[Saved entries]
* * * * * * * * *
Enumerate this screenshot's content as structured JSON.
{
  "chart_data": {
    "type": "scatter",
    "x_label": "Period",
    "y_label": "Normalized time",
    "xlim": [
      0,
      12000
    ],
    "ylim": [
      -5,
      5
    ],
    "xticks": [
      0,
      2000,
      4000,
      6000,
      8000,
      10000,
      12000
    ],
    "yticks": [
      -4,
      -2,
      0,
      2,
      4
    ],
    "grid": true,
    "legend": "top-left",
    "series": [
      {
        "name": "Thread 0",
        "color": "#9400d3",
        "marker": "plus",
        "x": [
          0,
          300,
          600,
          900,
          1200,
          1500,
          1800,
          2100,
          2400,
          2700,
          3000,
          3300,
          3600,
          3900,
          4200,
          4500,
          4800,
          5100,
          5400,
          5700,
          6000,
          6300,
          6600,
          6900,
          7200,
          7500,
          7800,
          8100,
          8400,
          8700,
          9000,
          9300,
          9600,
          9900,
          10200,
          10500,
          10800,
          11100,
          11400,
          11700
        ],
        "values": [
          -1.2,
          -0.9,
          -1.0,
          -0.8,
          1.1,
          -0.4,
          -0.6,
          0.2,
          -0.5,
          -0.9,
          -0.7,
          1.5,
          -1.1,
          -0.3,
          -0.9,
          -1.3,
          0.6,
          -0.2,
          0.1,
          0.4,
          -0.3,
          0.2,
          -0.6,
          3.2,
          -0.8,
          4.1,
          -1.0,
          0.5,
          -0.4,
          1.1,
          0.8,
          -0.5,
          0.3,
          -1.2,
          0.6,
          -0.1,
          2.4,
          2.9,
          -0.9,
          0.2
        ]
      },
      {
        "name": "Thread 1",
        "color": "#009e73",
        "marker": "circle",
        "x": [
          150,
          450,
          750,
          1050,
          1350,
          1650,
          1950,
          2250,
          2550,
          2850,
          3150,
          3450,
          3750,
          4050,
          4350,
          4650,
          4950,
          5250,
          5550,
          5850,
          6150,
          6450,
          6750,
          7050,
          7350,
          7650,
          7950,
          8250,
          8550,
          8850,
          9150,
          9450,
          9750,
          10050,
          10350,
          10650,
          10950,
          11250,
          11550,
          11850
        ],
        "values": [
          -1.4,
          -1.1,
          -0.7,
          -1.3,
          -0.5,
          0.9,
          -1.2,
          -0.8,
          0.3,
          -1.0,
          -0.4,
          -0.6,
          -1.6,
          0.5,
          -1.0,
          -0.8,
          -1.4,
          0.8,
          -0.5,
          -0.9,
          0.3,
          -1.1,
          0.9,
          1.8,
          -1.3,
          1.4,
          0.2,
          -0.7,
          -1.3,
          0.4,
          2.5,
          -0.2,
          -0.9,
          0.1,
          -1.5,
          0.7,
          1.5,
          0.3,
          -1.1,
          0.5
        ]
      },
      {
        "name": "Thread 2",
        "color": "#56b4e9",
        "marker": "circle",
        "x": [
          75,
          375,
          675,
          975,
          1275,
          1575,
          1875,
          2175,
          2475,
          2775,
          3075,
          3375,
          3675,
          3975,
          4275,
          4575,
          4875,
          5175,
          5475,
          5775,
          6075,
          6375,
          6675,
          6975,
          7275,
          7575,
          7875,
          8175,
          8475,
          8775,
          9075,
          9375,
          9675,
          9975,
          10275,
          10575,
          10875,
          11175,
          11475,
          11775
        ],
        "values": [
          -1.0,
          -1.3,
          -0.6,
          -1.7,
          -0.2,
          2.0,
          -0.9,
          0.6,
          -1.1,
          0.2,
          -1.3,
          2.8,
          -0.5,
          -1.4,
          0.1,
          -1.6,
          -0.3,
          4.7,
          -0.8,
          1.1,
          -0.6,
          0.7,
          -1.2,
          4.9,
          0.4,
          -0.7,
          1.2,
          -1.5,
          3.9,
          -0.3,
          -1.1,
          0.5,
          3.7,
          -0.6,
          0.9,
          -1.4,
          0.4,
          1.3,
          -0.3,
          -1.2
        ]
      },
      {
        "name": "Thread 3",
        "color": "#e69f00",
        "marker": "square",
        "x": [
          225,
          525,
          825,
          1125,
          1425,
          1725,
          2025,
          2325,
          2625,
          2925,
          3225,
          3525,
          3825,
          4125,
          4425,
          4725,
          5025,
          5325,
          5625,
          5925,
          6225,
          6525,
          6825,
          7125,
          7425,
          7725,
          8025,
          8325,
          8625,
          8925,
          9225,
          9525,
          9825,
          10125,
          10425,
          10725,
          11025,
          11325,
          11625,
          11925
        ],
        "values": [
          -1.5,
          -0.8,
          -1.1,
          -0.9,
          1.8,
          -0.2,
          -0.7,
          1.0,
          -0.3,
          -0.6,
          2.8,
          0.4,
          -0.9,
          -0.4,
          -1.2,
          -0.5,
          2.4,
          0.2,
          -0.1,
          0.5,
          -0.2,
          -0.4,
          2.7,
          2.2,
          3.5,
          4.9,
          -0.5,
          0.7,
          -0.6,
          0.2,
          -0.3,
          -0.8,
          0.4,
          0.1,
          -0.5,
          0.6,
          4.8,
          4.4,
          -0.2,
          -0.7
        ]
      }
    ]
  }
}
* * * * * * * * *
* _TO DO_:
Return each line of the data exactly as written above.

* _EXERCISE SOLUTION_:
Enumerate this screenshot's content as structured JSON.
{
  "chart_data": {
    "type": "scatter",
    "x_label": "Period",
    "y_label": "Normalized time",
    "xlim": [
      0,
      12000
    ],
    "ylim": [
      -5,
      5
    ],
    "xticks": [
      0,
      2000,
      4000,
      6000,
      8000,
      10000,
      12000
    ],
    "yticks": [
      -4,
      -2,
      0,
      2,
      4
    ],
    "grid": true,
    "legend": "top-left",
    "series": [
      {
        "name": "Thread 0",
        "color": "#9400d3",
        "marker": "plus",
        "x": [
          0,
          300,
          600,
          900,
          1200,
          1500,
          1800,
          2100,
          2400,
          2700,
          3000,
          3300,
          3600,
          3900,
          4200,
          4500,
          4800,
          5100,
          5400,
          5700,
          6000,
          6300,
          6600,
          6900,
          7200,
          7500,
          7800,
          8100,
          8400,
          8700,
          9000,
          9300,
          9600,
          9900,
          10200,
          10500,
          10800,
          11100,
          11400,
          11700
        ],
        "values": [
          -1.2,
          -0.9,
          -1.0,
          -0.8,
          1.1,
          -0.4,
          -0.6,
          0.2,
          -0.5,
          -0.9,
          -0.7,
          1.5,
          -1.1,
          -0.3,
          -0.9,
          -1.3,
          0.6,
          -0.2,
          0.1,
          0.4,
          -0.3,
          0.2,
          -0.6,
          3.2,
          -0.8,
          4.1,
          -1.0,
          0.5,
          -0.4,
          1.1,
          0.8,
          -0.5,
          0.3,
          -1.2,
          0.6,
          -0.1,
          2.4,
          2.9,
          -0.9,
          0.2
        ]
      },
      {
        "name": "Thread 1",
        "color": "#009e73",
        "marker": "circle",
        "x": [
          150,
          450,
          750,
          1050,
          1350,
          1650,
          1950,
          2250,
          2550,
          2850,
          3150,
          3450,
          3750,
          4050,
          4350,
          4650,
          4950,
          5250,
          5550,
          5850,
          6150,
          6450,
          6750,
          7050,
          7350,
          7650,
          7950,
          8250,
          8550,
          8850,
          9150,
          9450,
          9750,
          10050,
          10350,
          10650,
          10950,
          11250,
          11550,
          11850
        ],
        "values": [
          -1.4,
          -1.1,
          -0.7,
          -1.3,
          -0.5,
          0.9,
          -1.2,
          -0.8,
          0.3,
          -1.0,
          -0.4,
          -0.6,
          -1.6,
          0.5,
          -1.0,
          -0.8,
          -1.4,
          0.8,
          -0.5,
          -0.9,
          0.3,
          -1.1,
          0.9,
          1.8,
          -1.3,
          1.4,
          0.2,
          -0.7,
          -1.3,
          0.4,
          2.5,
          -0.2,
          -0.9,
          0.1,
          -1.5,
          0.7,
          1.5,
          0.3,
          -1.1,
          0.5
        ]
      },
      {
        "name": "Thread 2",
        "color": "#56b4e9",
        "marker": "circle",
        "x": [
          75,
          375,
          675,
          975,
          1275,
          1575,
          1875,
          2175,
          2475,
          2775,
          3075,
          3375,
          3675,
          3975,
          4275,
          4575,
          4875,
          5175,
          5475,
          5775,
          6075,
          6375,
          6675,
          6975,
          7275,
          7575,
          7875,
          8175,
          8475,
          8775,
          9075,
          9375,
          9675,
          9975,
          10275,
          10575,
          10875,
          11175,
          11475,
          11775
        ],
        "values": [
          -1.0,
          -1.3,
          -0.6,
          -1.7,
          -0.2,
          2.0,
          -0.9,
          0.6,
          -1.1,
          0.2,
          -1.3,
          2.8,
          -0.5,
          -1.4,
          0.1,
          -1.6,
          -0.3,
          4.7,
          -0.8,
          1.1,
          -0.6,
          0.7,
          -1.2,
          4.9,
          0.4,
          -0.7,
          1.2,
          -1.5,
          3.9,
          -0.3,
          -1.1,
          0.5,
          3.7,
          -0.6,
          0.9,
          -1.4,
          0.4,
          1.3,
          -0.3,
          -1.2
        ]
      },
      {
        "name": "Thread 3",
        "color": "#e69f00",
        "marker": "square",
        "x": [
          225,
          525,
          825,
          1125,
          1425,
          1725,
          2025,
          2325,
          2625,
          2925,
          3225,
          3525,
          3825,
          4125,
          4425,
          4725,
          5025,
          5325,
          5625,
          5925,
          6225,
          6525,
          6825,
          7125,
          7425,
          7725,
          8025,
          8325,
          8625,
          8925,
          9225,
          9525,
          9825,
          10125,
          10425,
          10725,
          11025,
          11325,
          11625,
          11925
        ],
        "values": [
          -1.5,
          -0.8,
          -1.1,
          -0.9,
          1.8,
          -0.2,
          -0.7,
          1.0,
          -0.3,
          -0.6,
          2.8,
          0.4,
          -0.9,
          -0.4,
          -1.2,
          -0.5,
          2.4,
          0.2,
          -0.1,
          0.5,
          -0.2,
          -0.4,
          2.7,
          2.2,
          3.5,
          4.9,
          -0.5,
          0.7,
          -0.6,
          0.2,
          -0.3,
          -0.8,
          0.4,
          0.1,
          -0.5,
          0.6,
          4.8,
          4.4,
          -0.2,
          -0.7
        ]
      }
    ]
  }
}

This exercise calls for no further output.